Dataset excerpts
- - - - - - -

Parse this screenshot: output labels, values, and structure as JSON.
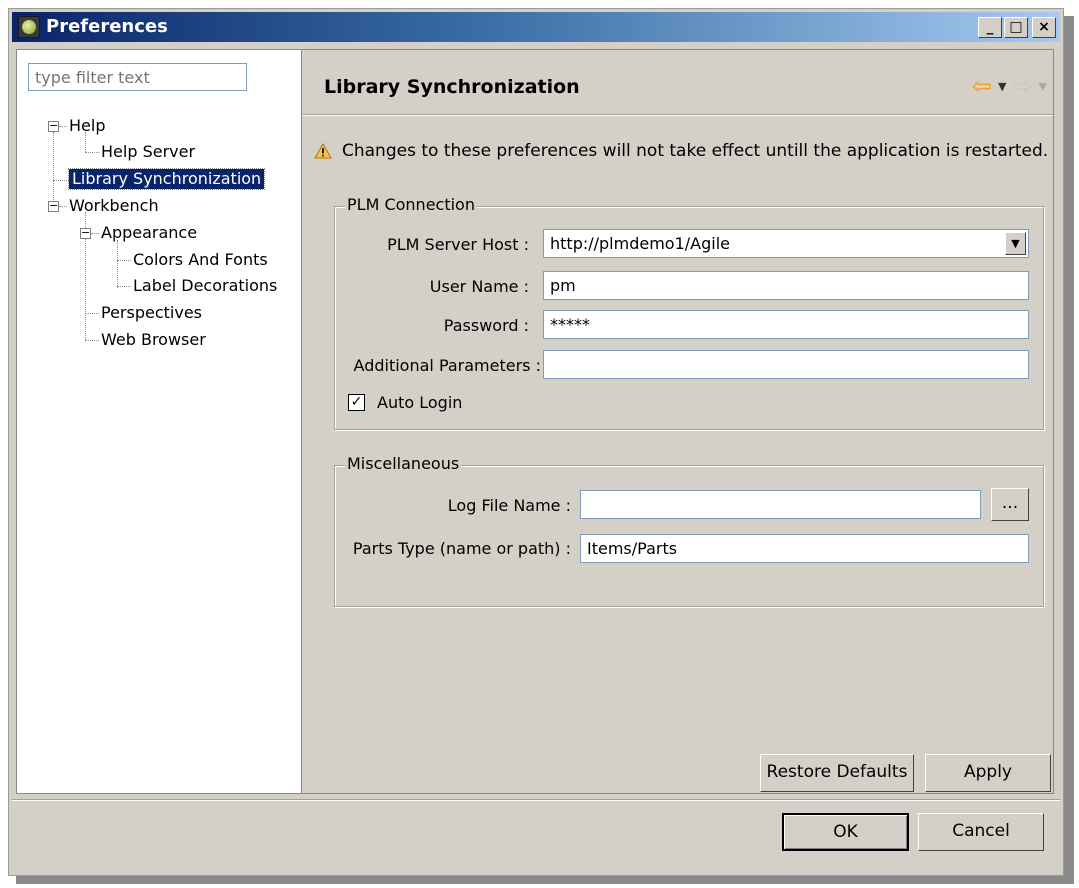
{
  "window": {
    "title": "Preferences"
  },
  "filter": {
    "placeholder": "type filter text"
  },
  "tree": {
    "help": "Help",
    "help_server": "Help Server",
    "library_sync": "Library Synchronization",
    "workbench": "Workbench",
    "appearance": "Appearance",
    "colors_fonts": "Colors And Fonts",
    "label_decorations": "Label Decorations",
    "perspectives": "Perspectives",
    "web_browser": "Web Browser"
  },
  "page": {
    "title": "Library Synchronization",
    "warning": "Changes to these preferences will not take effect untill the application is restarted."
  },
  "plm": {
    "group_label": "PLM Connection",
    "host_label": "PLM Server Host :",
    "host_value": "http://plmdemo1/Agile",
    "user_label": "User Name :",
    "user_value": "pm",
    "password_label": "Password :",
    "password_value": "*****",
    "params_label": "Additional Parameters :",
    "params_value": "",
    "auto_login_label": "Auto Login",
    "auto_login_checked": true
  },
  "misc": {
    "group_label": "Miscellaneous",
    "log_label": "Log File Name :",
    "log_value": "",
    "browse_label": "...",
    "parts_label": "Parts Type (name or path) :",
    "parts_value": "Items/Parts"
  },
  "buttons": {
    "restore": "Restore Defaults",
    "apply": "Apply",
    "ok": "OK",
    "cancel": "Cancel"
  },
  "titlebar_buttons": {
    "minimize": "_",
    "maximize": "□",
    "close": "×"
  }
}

- - - - - - -

Short task:
From the entries above, copy every line where the word "Synchronization" shows up.

Complete response:
    "library_sync": "Library Synchronization",
    "title": "Library Synchronization",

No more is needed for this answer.